THE REQUEST
Please extract each line of the data below that contains the string "bottom". Letter case must match.

— BEGIN DATASET ROWS —

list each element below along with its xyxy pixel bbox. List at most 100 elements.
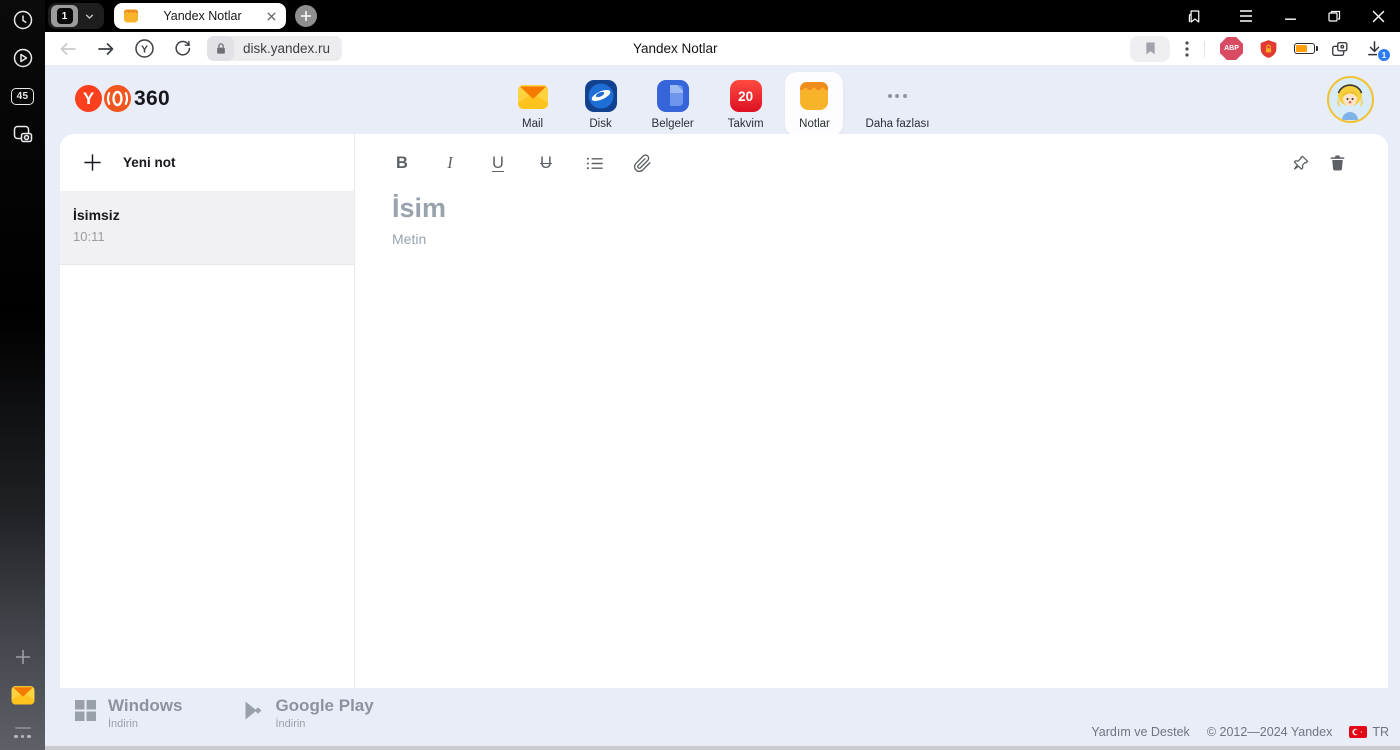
- language-switcher[interactable]: TR: [1349, 725, 1389, 739]
- yandex-360-logo[interactable]: Y 360: [75, 85, 170, 112]
- delete-note-button[interactable]: [1327, 151, 1347, 175]
- google-play-icon: [242, 700, 263, 730]
- passwords-icon[interactable]: [1330, 39, 1350, 59]
- browser-toolbar: Y disk.yandex.ru Yandex Notlar ABP 1: [45, 32, 1400, 66]
- toolbar-divider: [1204, 40, 1205, 57]
- apps-navigation: Mail Disk Belgeler 20 Takvim Notlar Daha…: [504, 72, 942, 136]
- strikethrough-button[interactable]: U: [536, 151, 556, 175]
- nav-item-disk[interactable]: Disk: [572, 72, 630, 136]
- close-tab-icon[interactable]: [266, 11, 277, 22]
- url-text: disk.yandex.ru: [243, 41, 331, 56]
- toolbar-more-icon[interactable]: [1185, 40, 1189, 57]
- windows-download-link[interactable]: Windows İndirin: [75, 696, 183, 730]
- yandex-search-icon[interactable]: Y: [129, 36, 159, 62]
- nav-item-mail[interactable]: Mail: [504, 72, 562, 136]
- page-footer: Windows İndirin Google Play İndirin Yard…: [45, 688, 1400, 746]
- browser-window: 45 1 Yandex Notlar Y disk.yandex.ru Yand…: [0, 0, 1400, 750]
- windows-icon: [75, 700, 96, 730]
- notes-app-icon: [798, 79, 832, 113]
- minimize-button[interactable]: [1268, 0, 1312, 32]
- google-play-subtitle: İndirin: [275, 717, 306, 730]
- note-title: İsimsiz: [73, 207, 120, 223]
- reload-icon[interactable]: [167, 36, 197, 62]
- downloads-icon[interactable]: 1: [1365, 39, 1391, 62]
- yandex-360-page: Y 360 Mail Disk Belgeler 20 Takvim Notla…: [45, 66, 1400, 750]
- note-body-input[interactable]: Metin: [392, 231, 1388, 247]
- note-title-input[interactable]: İsim: [392, 193, 1388, 224]
- nav-item-takvim[interactable]: 20 Takvim: [716, 72, 776, 136]
- add-panel-icon[interactable]: [10, 644, 36, 670]
- chevron-down-icon[interactable]: [78, 10, 101, 23]
- new-tab-button[interactable]: [295, 5, 317, 27]
- notes-app-panel: Yeni not İsimsiz 10:11 B I U U İsim Meti…: [60, 134, 1388, 688]
- bullet-list-button[interactable]: [584, 151, 604, 175]
- google-play-download-link[interactable]: Google Play İndirin: [242, 696, 374, 730]
- adblock-extension-icon[interactable]: ABP: [1220, 37, 1243, 60]
- bookmark-icon[interactable]: [1130, 35, 1170, 62]
- restore-button[interactable]: [1312, 0, 1356, 32]
- user-avatar[interactable]: [1327, 76, 1374, 123]
- tab-bar: 1 Yandex Notlar: [45, 0, 1400, 32]
- note-list-item[interactable]: İsimsiz 10:11: [60, 192, 354, 265]
- tab-group-count-chip: 1: [51, 5, 78, 27]
- notes-favicon: [123, 8, 139, 24]
- store-badges: Windows İndirin Google Play İndirin: [75, 696, 374, 730]
- page-header: Y 360 Mail Disk Belgeler 20 Takvim Notla…: [45, 66, 1400, 136]
- pin-note-button[interactable]: [1290, 151, 1310, 175]
- history-icon[interactable]: [10, 7, 36, 33]
- editor-actions: [1290, 151, 1347, 175]
- toolbar-right-group: ABP 1: [1130, 35, 1400, 62]
- footer-links: Yardım ve Destek © 2012—2024 Yandex TR: [1091, 725, 1389, 739]
- battery-saver-icon[interactable]: [1294, 43, 1318, 54]
- note-time: 10:11: [73, 229, 105, 244]
- tab-yandex-notlar[interactable]: Yandex Notlar: [114, 3, 286, 29]
- video-player-icon[interactable]: [10, 45, 36, 71]
- new-note-button[interactable]: Yeni not: [60, 134, 354, 192]
- svg-text:Y: Y: [140, 44, 147, 56]
- browser-chrome: 1 Yandex Notlar Y disk.yandex.ru Yandex …: [45, 0, 1400, 750]
- nav-item-daha-fazlasi[interactable]: Daha fazlası: [854, 72, 942, 136]
- help-support-link[interactable]: Yardım ve Destek: [1091, 725, 1189, 739]
- download-count-badge: 1: [1377, 48, 1391, 62]
- yandex-logo-icon: Y: [75, 85, 102, 112]
- language-code: TR: [1372, 725, 1389, 739]
- italic-button[interactable]: I: [440, 151, 460, 175]
- back-icon[interactable]: [53, 36, 83, 62]
- rail-more-icon[interactable]: [14, 734, 31, 738]
- screenshot-icon[interactable]: [10, 121, 36, 147]
- tab-count-badge[interactable]: 45: [10, 83, 36, 109]
- copyright-text: © 2012—2024 Yandex: [1206, 725, 1333, 739]
- documents-app-icon: [656, 79, 690, 113]
- browser-menu-icon[interactable]: [1224, 0, 1268, 32]
- yandex-mail-shortcut-icon[interactable]: [10, 682, 36, 708]
- rail-bottom-group: [10, 644, 36, 750]
- disk-app-icon: [584, 79, 618, 113]
- close-window-button[interactable]: [1356, 0, 1400, 32]
- bold-button[interactable]: B: [392, 151, 412, 175]
- nav-item-notlar[interactable]: Notlar: [785, 72, 844, 136]
- side-panel-icon[interactable]: [1172, 0, 1216, 32]
- turkish-flag-icon: [1349, 726, 1368, 738]
- editor-toolbar: B I U U: [392, 148, 1388, 178]
- notes-sidebar: Yeni not İsimsiz 10:11: [60, 134, 355, 688]
- google-play-title: Google Play: [275, 696, 374, 715]
- mail-app-icon: [516, 79, 550, 113]
- windows-subtitle: İndirin: [108, 717, 138, 730]
- protect-shield-icon[interactable]: [1258, 38, 1279, 60]
- page-title: Yandex Notlar: [633, 41, 718, 56]
- windows-title: Windows: [108, 696, 183, 715]
- calendar-app-icon: 20: [729, 79, 763, 113]
- address-bar[interactable]: disk.yandex.ru: [207, 36, 343, 61]
- plus-icon: [82, 152, 103, 173]
- tab-group-button[interactable]: 1: [48, 3, 104, 29]
- forward-icon[interactable]: [91, 36, 121, 62]
- attach-file-button[interactable]: [632, 151, 652, 175]
- lock-icon[interactable]: [207, 36, 234, 61]
- nav-item-belgeler[interactable]: Belgeler: [640, 72, 706, 136]
- calendar-date-badge: 20: [729, 80, 762, 112]
- y360-aperture-icon: [104, 85, 131, 112]
- browser-side-rail: 45: [0, 0, 45, 750]
- underline-button[interactable]: U: [488, 151, 508, 175]
- window-bottom-edge: [45, 746, 1400, 750]
- note-editor: B I U U İsim Metin: [355, 134, 1388, 688]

— END DATASET ROWS —

ANSWER TO THE TASK
- rail-bottom-group: [10, 644, 36, 750]
- window-bottom-edge: [45, 746, 1400, 750]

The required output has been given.